**Work to do**
Set every record down verbatim and omit the pictures.

Start Data rows

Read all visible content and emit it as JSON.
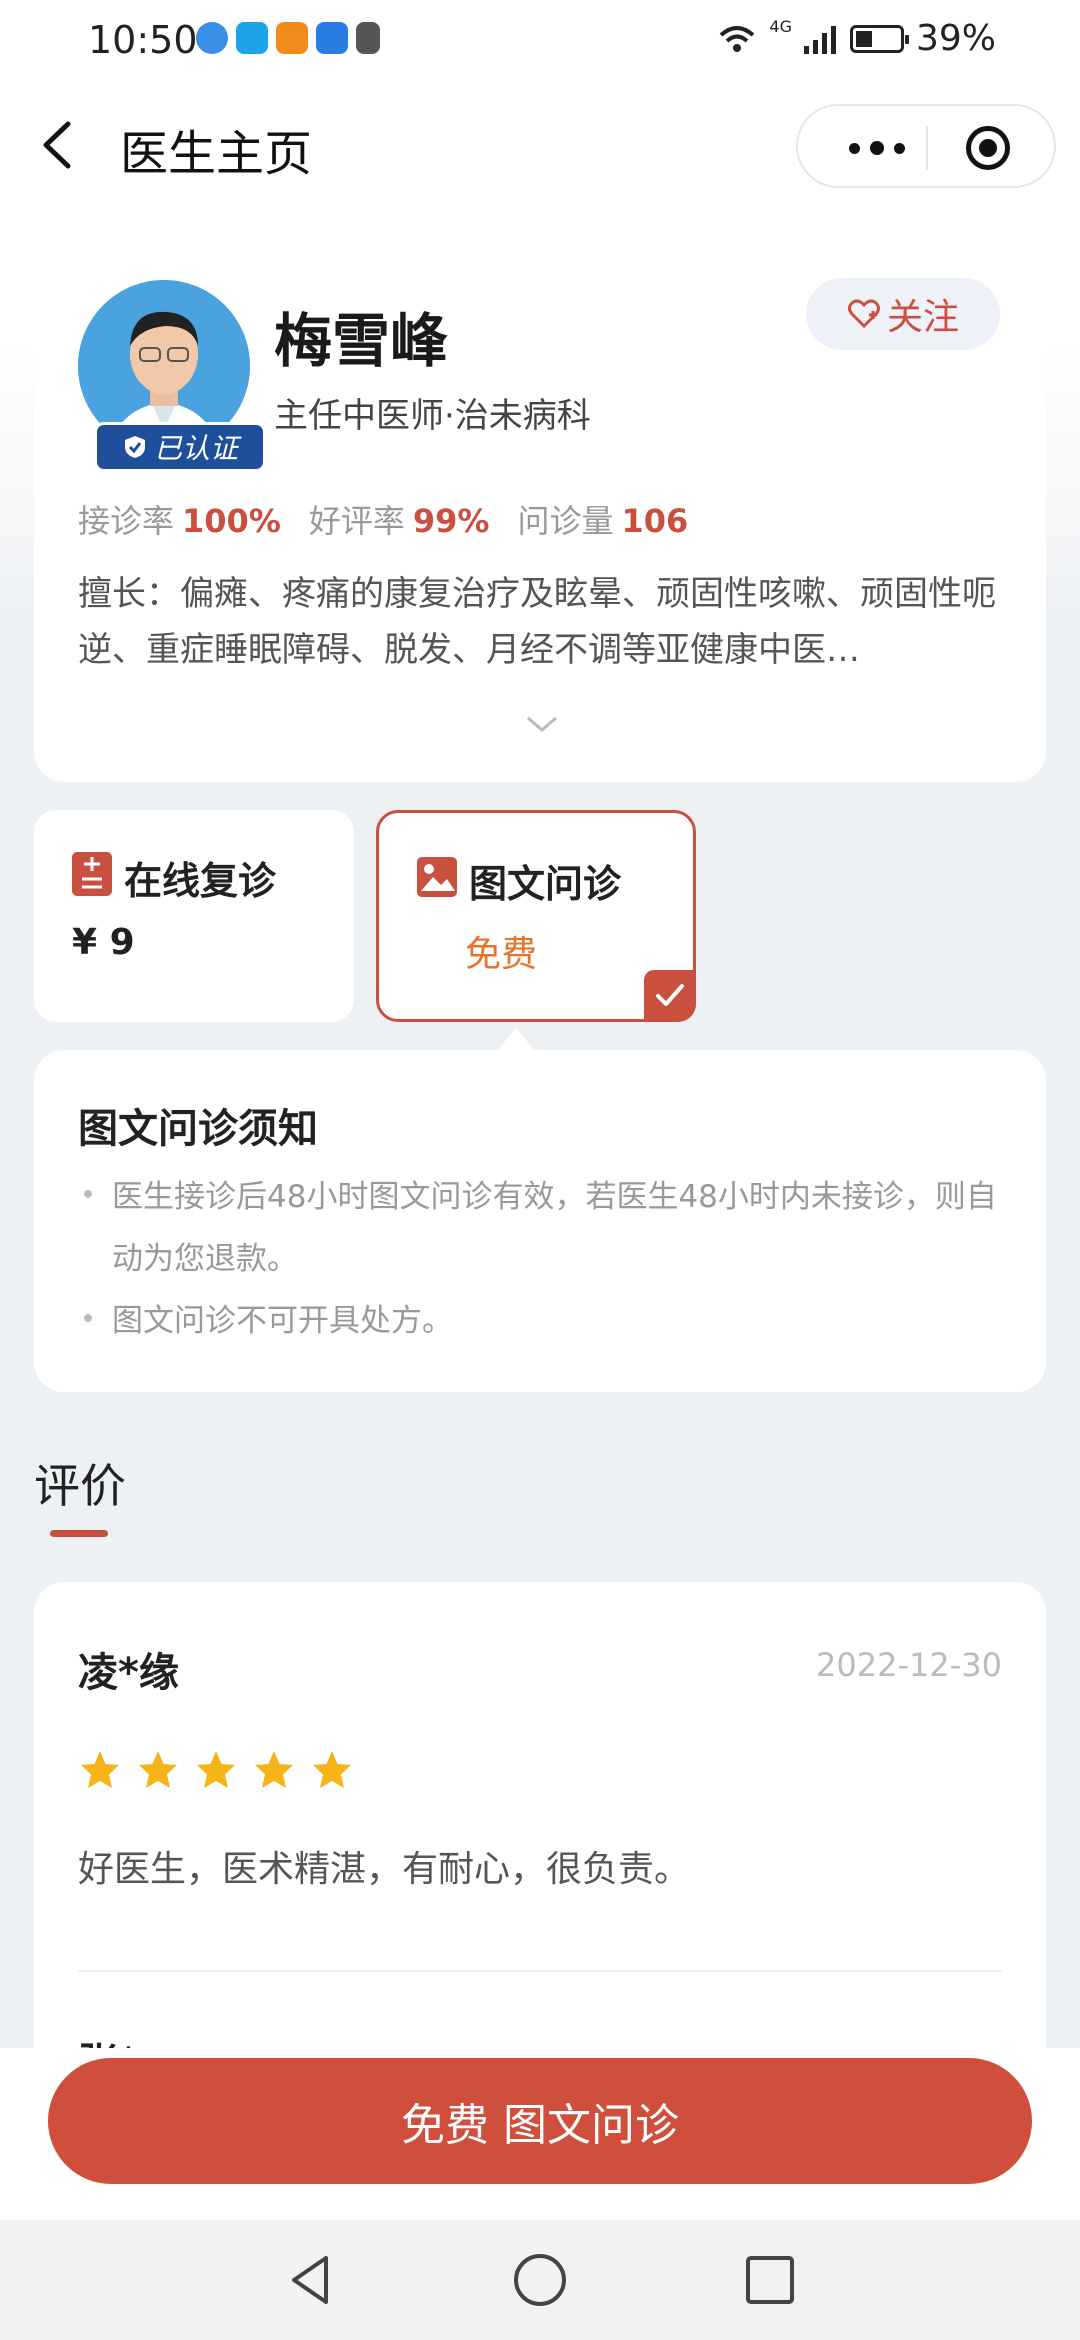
{
  "status_bar": {
    "time": "10:50",
    "network": "4G",
    "battery": "39%"
  },
  "nav": {
    "title": "医生主页"
  },
  "doctor": {
    "name": "梅雪峰",
    "title": "主任中医师·治未病科",
    "verified_label": "已认证",
    "follow_label": "关注",
    "stats": [
      {
        "label": "接诊率",
        "value": "100%"
      },
      {
        "label": "好评率",
        "value": "99%"
      },
      {
        "label": "问诊量",
        "value": "106"
      }
    ],
    "specialty": "擅长：偏瘫、疼痛的康复治疗及眩晕、顽固性咳嗽、顽固性呃逆、重症睡眠障碍、脱发、月经不调等亚健康中医…"
  },
  "services": [
    {
      "label": "在线复诊",
      "price": "¥ 9",
      "icon": "list-doc-icon",
      "selected": false
    },
    {
      "label": "图文问诊",
      "price": "免费",
      "icon": "image-icon",
      "selected": true
    }
  ],
  "notice": {
    "title": "图文问诊须知",
    "items": [
      "医生接诊后48小时图文问诊有效，若医生48小时内未接诊，则自动为您退款。",
      "图文问诊不可开具处方。"
    ]
  },
  "reviews": {
    "heading": "评价",
    "items": [
      {
        "name": "凌*缘",
        "date": "2022-12-30",
        "rating": 5,
        "text": "好医生，医术精湛，有耐心，很负责。"
      },
      {
        "name": "张*"
      }
    ]
  },
  "cta": {
    "label": "免费 图文问诊"
  },
  "colors": {
    "accent": "#cf4e3c",
    "highlight_price": "#e8712c",
    "star": "#f7b418",
    "badge": "#1f4f9a"
  }
}
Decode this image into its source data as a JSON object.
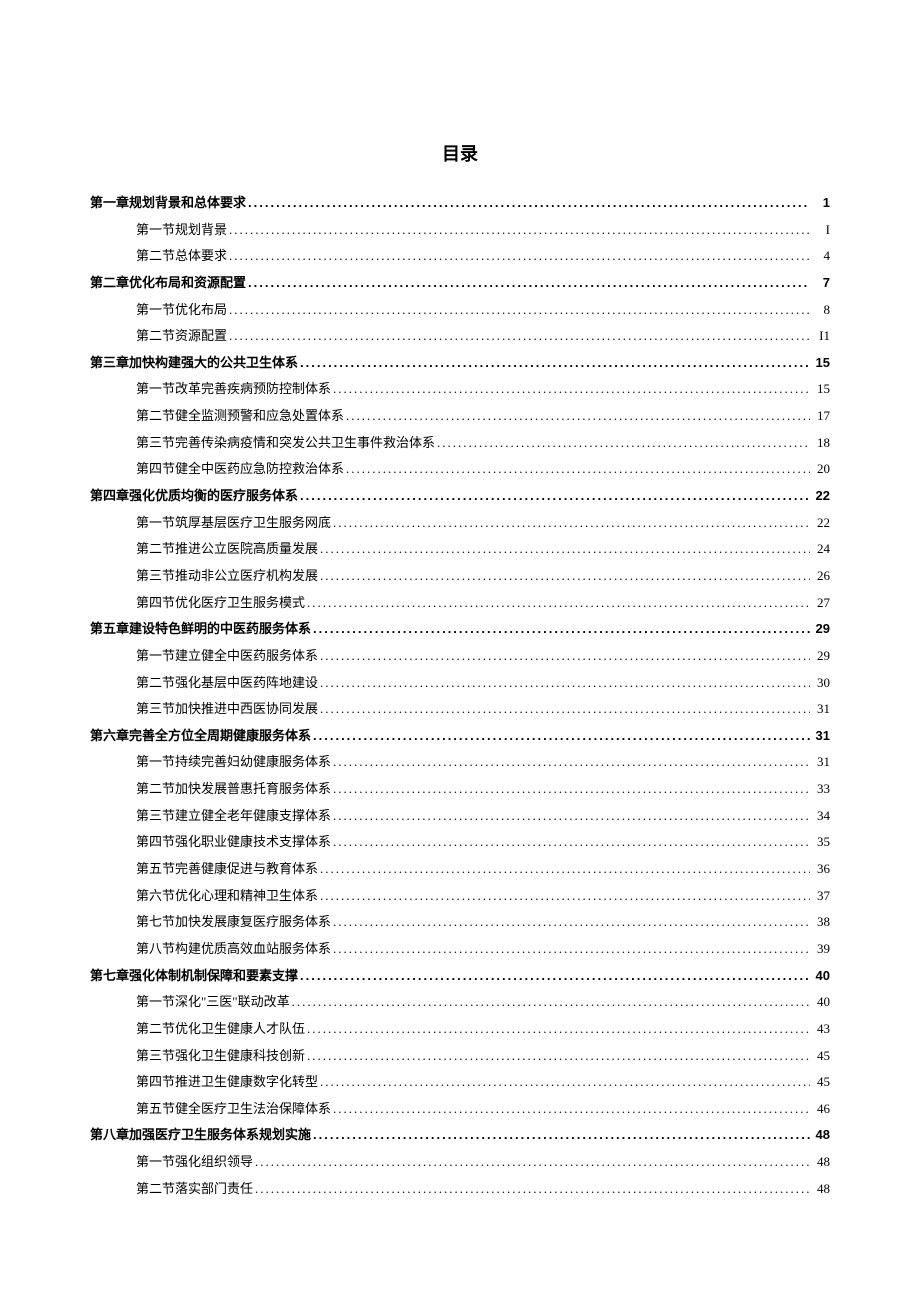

End Data rows

**Complete response**
Read all visible content and emit it as JSON.
{
  "status_bar": {
    "time": "10:50",
    "network": "4G",
    "battery": "39%"
  },
  "nav": {
    "title": "医生主页"
  },
  "doctor": {
    "name": "梅雪峰",
    "title": "主任中医师·治未病科",
    "verified_label": "已认证",
    "follow_label": "关注",
    "stats": [
      {
        "label": "接诊率",
        "value": "100%"
      },
      {
        "label": "好评率",
        "value": "99%"
      },
      {
        "label": "问诊量",
        "value": "106"
      }
    ],
    "specialty": "擅长：偏瘫、疼痛的康复治疗及眩晕、顽固性咳嗽、顽固性呃逆、重症睡眠障碍、脱发、月经不调等亚健康中医…"
  },
  "services": [
    {
      "label": "在线复诊",
      "price": "¥ 9",
      "icon": "list-doc-icon",
      "selected": false
    },
    {
      "label": "图文问诊",
      "price": "免费",
      "icon": "image-icon",
      "selected": true
    }
  ],
  "notice": {
    "title": "图文问诊须知",
    "items": [
      "医生接诊后48小时图文问诊有效，若医生48小时内未接诊，则自动为您退款。",
      "图文问诊不可开具处方。"
    ]
  },
  "reviews": {
    "heading": "评价",
    "items": [
      {
        "name": "凌*缘",
        "date": "2022-12-30",
        "rating": 5,
        "text": "好医生，医术精湛，有耐心，很负责。"
      },
      {
        "name": "张*"
      }
    ]
  },
  "cta": {
    "label": "免费 图文问诊"
  },
  "colors": {
    "accent": "#cf4e3c",
    "highlight_price": "#e8712c",
    "star": "#f7b418",
    "badge": "#1f4f9a"
  }
}
Decode this image into its source data as a JSON object.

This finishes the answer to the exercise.